Start of MATERIAL TO PROCESS

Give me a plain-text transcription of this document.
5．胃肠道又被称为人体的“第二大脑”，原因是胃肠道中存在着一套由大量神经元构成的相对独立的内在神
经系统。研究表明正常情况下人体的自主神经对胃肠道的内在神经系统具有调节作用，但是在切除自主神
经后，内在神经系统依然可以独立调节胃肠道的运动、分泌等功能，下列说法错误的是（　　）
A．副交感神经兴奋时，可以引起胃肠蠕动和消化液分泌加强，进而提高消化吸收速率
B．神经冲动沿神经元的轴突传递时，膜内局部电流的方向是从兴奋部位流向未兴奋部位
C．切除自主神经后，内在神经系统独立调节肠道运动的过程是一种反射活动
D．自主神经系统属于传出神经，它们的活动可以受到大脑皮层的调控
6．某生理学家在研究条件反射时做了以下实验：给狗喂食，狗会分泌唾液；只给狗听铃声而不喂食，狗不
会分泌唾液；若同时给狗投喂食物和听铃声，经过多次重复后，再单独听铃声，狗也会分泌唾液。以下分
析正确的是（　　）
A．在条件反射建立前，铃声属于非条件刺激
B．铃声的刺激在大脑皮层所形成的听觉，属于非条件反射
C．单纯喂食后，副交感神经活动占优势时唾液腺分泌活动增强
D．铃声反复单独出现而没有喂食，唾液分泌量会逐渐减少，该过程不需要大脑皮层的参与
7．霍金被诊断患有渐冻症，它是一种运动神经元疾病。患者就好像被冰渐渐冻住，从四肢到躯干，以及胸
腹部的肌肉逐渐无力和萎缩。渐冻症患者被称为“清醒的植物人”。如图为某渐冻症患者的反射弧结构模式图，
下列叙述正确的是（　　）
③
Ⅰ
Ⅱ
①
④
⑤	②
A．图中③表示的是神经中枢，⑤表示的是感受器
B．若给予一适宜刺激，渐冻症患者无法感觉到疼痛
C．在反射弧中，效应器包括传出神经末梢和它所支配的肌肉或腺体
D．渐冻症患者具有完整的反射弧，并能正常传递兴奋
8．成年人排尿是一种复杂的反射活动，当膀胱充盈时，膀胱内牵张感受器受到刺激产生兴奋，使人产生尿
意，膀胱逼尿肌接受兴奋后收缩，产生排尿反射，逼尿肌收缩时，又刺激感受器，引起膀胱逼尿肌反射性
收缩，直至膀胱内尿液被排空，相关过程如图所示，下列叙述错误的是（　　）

End of MATERIAL TO PROCESS

Type out the entries again, word for word.

Give me a plain-text transcription of this document.
5．胃肠道又被称为人体的“第二大脑”，原因是胃肠道中存在着一套由大量神经元构成的相对独立的内在神
经系统。研究表明正常情况下人体的自主神经对胃肠道的内在神经系统具有调节作用，但是在切除自主神
经后，内在神经系统依然可以独立调节胃肠道的运动、分泌等功能，下列说法错误的是（　　）
A．副交感神经兴奋时，可以引起胃肠蠕动和消化液分泌加强，进而提高消化吸收速率
B．神经冲动沿神经元的轴突传递时，膜内局部电流的方向是从兴奋部位流向未兴奋部位
C．切除自主神经后，内在神经系统独立调节肠道运动的过程是一种反射活动
D．自主神经系统属于传出神经，它们的活动可以受到大脑皮层的调控
6．某生理学家在研究条件反射时做了以下实验：给狗喂食，狗会分泌唾液；只给狗听铃声而不喂食，狗不
会分泌唾液；若同时给狗投喂食物和听铃声，经过多次重复后，再单独听铃声，狗也会分泌唾液。以下分
析正确的是（　　）
A．在条件反射建立前，铃声属于非条件刺激
B．铃声的刺激在大脑皮层所形成的听觉，属于非条件反射
C．单纯喂食后，副交感神经活动占优势时唾液腺分泌活动增强
D．铃声反复单独出现而没有喂食，唾液分泌量会逐渐减少，该过程不需要大脑皮层的参与
7．霍金被诊断患有渐冻症，它是一种运动神经元疾病。患者就好像被冰渐渐冻住，从四肢到躯干，以及胸
腹部的肌肉逐渐无力和萎缩。渐冻症患者被称为“清醒的植物人”。如图为某渐冻症患者的反射弧结构模式图，
下列叙述正确的是（　　）
③
Ⅰ
Ⅱ
①
④
⑤	②
A．图中③表示的是神经中枢，⑤表示的是感受器
B．若给予一适宜刺激，渐冻症患者无法感觉到疼痛
C．在反射弧中，效应器包括传出神经末梢和它所支配的肌肉或腺体
D．渐冻症患者具有完整的反射弧，并能正常传递兴奋
8．成年人排尿是一种复杂的反射活动，当膀胱充盈时，膀胱内牵张感受器受到刺激产生兴奋，使人产生尿
意，膀胱逼尿肌接受兴奋后收缩，产生排尿反射，逼尿肌收缩时，又刺激感受器，引起膀胱逼尿肌反射性
收缩，直至膀胱内尿液被排空，相关过程如图所示，下列叙述错误的是（　　）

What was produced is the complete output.